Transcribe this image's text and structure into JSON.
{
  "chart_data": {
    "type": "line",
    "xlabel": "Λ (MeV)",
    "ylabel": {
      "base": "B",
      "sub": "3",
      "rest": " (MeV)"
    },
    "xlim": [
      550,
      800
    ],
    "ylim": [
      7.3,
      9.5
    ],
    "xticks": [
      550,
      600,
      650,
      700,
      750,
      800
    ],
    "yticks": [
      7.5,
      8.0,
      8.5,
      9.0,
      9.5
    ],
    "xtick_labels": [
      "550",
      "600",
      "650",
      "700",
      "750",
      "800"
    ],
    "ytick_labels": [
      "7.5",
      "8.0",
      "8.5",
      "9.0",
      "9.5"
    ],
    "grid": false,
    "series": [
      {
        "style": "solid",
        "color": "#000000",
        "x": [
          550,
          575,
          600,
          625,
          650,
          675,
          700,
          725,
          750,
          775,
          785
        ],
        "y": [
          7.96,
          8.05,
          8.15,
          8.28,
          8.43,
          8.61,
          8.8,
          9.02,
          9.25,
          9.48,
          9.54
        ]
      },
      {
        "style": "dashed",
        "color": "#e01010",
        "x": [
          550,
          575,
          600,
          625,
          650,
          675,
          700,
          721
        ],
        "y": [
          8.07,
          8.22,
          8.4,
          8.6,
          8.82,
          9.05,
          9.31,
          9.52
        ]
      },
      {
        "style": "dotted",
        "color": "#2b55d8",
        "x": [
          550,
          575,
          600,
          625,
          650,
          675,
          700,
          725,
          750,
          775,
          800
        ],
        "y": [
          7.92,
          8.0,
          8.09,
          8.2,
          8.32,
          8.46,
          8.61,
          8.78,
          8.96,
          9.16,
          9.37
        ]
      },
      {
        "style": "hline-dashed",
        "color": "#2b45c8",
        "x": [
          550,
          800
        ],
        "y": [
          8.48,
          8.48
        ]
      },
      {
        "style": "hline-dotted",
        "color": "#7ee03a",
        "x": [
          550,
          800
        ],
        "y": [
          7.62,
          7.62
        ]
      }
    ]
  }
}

*-*-*

*Directions:* Collect the lines that hold "hline".

*Exercise response:*
        "style": "hline-dashed",
        "style": "hline-dotted",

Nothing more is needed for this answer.